> [Task details]
Provide an exact copy of the data, excluding the images.

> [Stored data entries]
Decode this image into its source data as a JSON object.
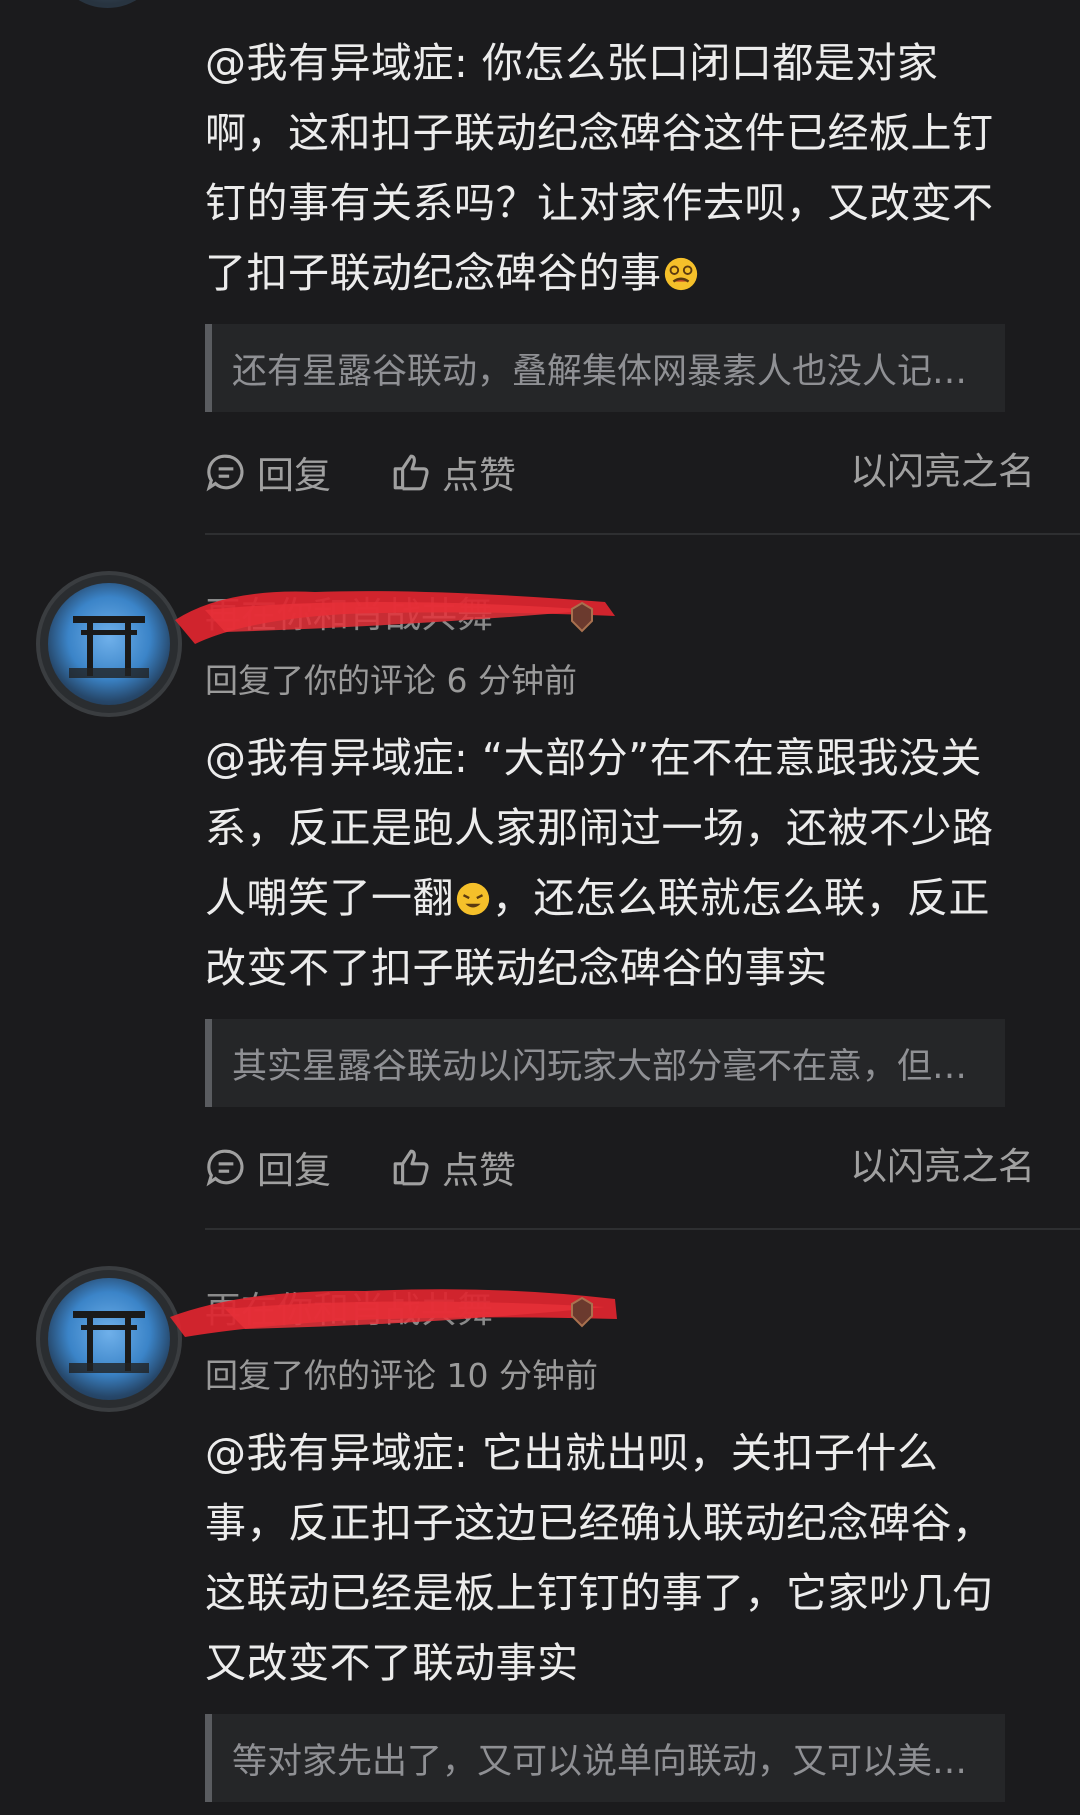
{
  "comments": [
    {
      "mention": "@我有异域症: ",
      "body": "你怎么张口闭口都是对家啊，这和扣子联动纪念碑谷这件已经板上钉钉的事有关系吗？让对家作去呗，又改变不了扣子联动纪念碑谷的事",
      "emoji": "dizzy-face",
      "quote": "还有星露谷联动，叠解集体网暴素人也没人记…",
      "reply_label": "回复",
      "like_label": "点赞",
      "source": "以闪亮之名"
    },
    {
      "username": "再在你和肖战共舞",
      "meta": "回复了你的评论 6 分钟前",
      "mention": "@我有异域症: ",
      "body_1": "“大部分”在不在意跟我没关系，反正是跑人家那闹过一场，还被不少路人嘲笑了一翻",
      "emoji": "laughing-face",
      "body_2": "，还怎么联就怎么联，反正改变不了扣子联动纪念碑谷的事实",
      "quote": "其实星露谷联动以闪玩家大部分毫不在意，但…",
      "reply_label": "回复",
      "like_label": "点赞",
      "source": "以闪亮之名"
    },
    {
      "username": "再在你和肖战共舞",
      "meta": "回复了你的评论 10 分钟前",
      "mention": "@我有异域症: ",
      "body": "它出就出呗，关扣子什么事，反正扣子这边已经确认联动纪念碑谷，这联动已经是板上钉钉的事了，它家吵几句又改变不了联动事实",
      "quote": "等对家先出了，又可以说单向联动，又可以美…"
    }
  ],
  "colors": {
    "background": "#1b1b1d",
    "redaction": "#e0252f",
    "quote_bg": "#252628"
  }
}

> [Response for this exercise]
Decode this image into its source data as a JSON object.
{
  "comments": [
    {
      "mention": "@我有异域症: ",
      "body": "你怎么张口闭口都是对家啊，这和扣子联动纪念碑谷这件已经板上钉钉的事有关系吗？让对家作去呗，又改变不了扣子联动纪念碑谷的事",
      "emoji": "dizzy-face",
      "quote": "还有星露谷联动，叠解集体网暴素人也没人记…",
      "reply_label": "回复",
      "like_label": "点赞",
      "source": "以闪亮之名"
    },
    {
      "username": "再在你和肖战共舞",
      "meta": "回复了你的评论 6 分钟前",
      "mention": "@我有异域症: ",
      "body_1": "“大部分”在不在意跟我没关系，反正是跑人家那闹过一场，还被不少路人嘲笑了一翻",
      "emoji": "laughing-face",
      "body_2": "，还怎么联就怎么联，反正改变不了扣子联动纪念碑谷的事实",
      "quote": "其实星露谷联动以闪玩家大部分毫不在意，但…",
      "reply_label": "回复",
      "like_label": "点赞",
      "source": "以闪亮之名"
    },
    {
      "username": "再在你和肖战共舞",
      "meta": "回复了你的评论 10 分钟前",
      "mention": "@我有异域症: ",
      "body": "它出就出呗，关扣子什么事，反正扣子这边已经确认联动纪念碑谷，这联动已经是板上钉钉的事了，它家吵几句又改变不了联动事实",
      "quote": "等对家先出了，又可以说单向联动，又可以美…"
    }
  ],
  "colors": {
    "background": "#1b1b1d",
    "redaction": "#e0252f",
    "quote_bg": "#252628"
  }
}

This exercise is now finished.